Copy the records from the start through the line holding "gcns-point [589, 569, 592, 572]", inclusive, swapping every "gcns-point" for "map-dot" and keeping everything else the same.

** START DATA TO USE **

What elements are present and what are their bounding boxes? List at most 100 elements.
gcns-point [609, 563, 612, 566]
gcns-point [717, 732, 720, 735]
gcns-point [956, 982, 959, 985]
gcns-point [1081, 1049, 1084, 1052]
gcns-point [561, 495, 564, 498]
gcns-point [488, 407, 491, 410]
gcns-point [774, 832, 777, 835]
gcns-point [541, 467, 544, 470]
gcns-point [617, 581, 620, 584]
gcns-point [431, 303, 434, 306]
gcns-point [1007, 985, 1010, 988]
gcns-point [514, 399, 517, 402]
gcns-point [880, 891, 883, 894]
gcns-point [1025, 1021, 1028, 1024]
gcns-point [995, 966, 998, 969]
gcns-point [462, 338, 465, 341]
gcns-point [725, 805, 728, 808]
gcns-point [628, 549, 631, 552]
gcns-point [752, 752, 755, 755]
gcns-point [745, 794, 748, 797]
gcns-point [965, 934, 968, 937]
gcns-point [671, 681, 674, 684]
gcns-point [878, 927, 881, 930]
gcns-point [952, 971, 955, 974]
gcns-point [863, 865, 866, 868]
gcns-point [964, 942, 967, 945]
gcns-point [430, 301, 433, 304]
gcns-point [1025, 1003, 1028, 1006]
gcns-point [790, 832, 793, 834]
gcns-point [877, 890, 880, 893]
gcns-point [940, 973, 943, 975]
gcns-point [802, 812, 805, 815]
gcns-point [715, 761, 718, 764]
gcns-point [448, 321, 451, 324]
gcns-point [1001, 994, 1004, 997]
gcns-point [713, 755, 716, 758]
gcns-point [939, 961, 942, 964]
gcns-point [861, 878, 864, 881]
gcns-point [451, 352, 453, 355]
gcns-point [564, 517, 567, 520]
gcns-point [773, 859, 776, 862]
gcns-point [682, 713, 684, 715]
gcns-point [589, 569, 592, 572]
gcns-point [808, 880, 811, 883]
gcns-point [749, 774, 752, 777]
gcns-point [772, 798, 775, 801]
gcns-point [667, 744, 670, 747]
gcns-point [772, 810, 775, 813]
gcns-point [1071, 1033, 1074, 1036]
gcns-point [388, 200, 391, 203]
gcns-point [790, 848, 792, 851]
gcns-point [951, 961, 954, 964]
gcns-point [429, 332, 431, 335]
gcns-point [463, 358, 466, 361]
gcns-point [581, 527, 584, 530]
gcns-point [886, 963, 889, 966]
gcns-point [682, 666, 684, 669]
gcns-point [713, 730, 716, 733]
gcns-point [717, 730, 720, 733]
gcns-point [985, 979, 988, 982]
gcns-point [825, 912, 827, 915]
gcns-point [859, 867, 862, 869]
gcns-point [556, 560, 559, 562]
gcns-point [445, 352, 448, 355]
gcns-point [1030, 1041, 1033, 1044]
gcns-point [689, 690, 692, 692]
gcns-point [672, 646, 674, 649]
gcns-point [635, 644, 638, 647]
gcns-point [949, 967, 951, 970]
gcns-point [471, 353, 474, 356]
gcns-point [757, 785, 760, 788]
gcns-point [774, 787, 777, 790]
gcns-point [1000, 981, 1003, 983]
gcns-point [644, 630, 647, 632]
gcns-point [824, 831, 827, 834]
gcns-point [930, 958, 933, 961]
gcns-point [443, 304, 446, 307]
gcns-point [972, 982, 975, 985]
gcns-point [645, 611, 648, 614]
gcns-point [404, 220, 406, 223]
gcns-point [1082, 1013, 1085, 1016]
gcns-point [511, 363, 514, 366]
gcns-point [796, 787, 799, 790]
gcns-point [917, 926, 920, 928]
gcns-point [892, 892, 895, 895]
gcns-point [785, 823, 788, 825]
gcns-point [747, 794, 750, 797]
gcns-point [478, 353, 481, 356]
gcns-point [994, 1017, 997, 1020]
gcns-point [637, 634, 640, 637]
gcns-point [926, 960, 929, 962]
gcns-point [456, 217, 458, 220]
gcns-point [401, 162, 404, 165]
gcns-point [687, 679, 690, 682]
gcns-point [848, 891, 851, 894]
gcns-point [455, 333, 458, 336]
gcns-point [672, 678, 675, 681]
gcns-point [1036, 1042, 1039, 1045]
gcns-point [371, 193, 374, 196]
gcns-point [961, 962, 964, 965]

** END DATA TO USE **

*TASK SOLUTION*
What elements are present and what are their bounding boxes? List at most 100 elements.
map-dot [609, 563, 612, 566]
map-dot [717, 732, 720, 735]
map-dot [956, 982, 959, 985]
map-dot [1081, 1049, 1084, 1052]
map-dot [561, 495, 564, 498]
map-dot [488, 407, 491, 410]
map-dot [774, 832, 777, 835]
map-dot [541, 467, 544, 470]
map-dot [617, 581, 620, 584]
map-dot [431, 303, 434, 306]
map-dot [1007, 985, 1010, 988]
map-dot [514, 399, 517, 402]
map-dot [880, 891, 883, 894]
map-dot [1025, 1021, 1028, 1024]
map-dot [995, 966, 998, 969]
map-dot [462, 338, 465, 341]
map-dot [725, 805, 728, 808]
map-dot [628, 549, 631, 552]
map-dot [752, 752, 755, 755]
map-dot [745, 794, 748, 797]
map-dot [965, 934, 968, 937]
map-dot [671, 681, 674, 684]
map-dot [878, 927, 881, 930]
map-dot [952, 971, 955, 974]
map-dot [863, 865, 866, 868]
map-dot [964, 942, 967, 945]
map-dot [430, 301, 433, 304]
map-dot [1025, 1003, 1028, 1006]
map-dot [790, 832, 793, 834]
map-dot [877, 890, 880, 893]
map-dot [940, 973, 943, 975]
map-dot [802, 812, 805, 815]
map-dot [715, 761, 718, 764]
map-dot [448, 321, 451, 324]
map-dot [1001, 994, 1004, 997]
map-dot [713, 755, 716, 758]
map-dot [939, 961, 942, 964]
map-dot [861, 878, 864, 881]
map-dot [451, 352, 453, 355]
map-dot [564, 517, 567, 520]
map-dot [773, 859, 776, 862]
map-dot [682, 713, 684, 715]
map-dot [589, 569, 592, 572]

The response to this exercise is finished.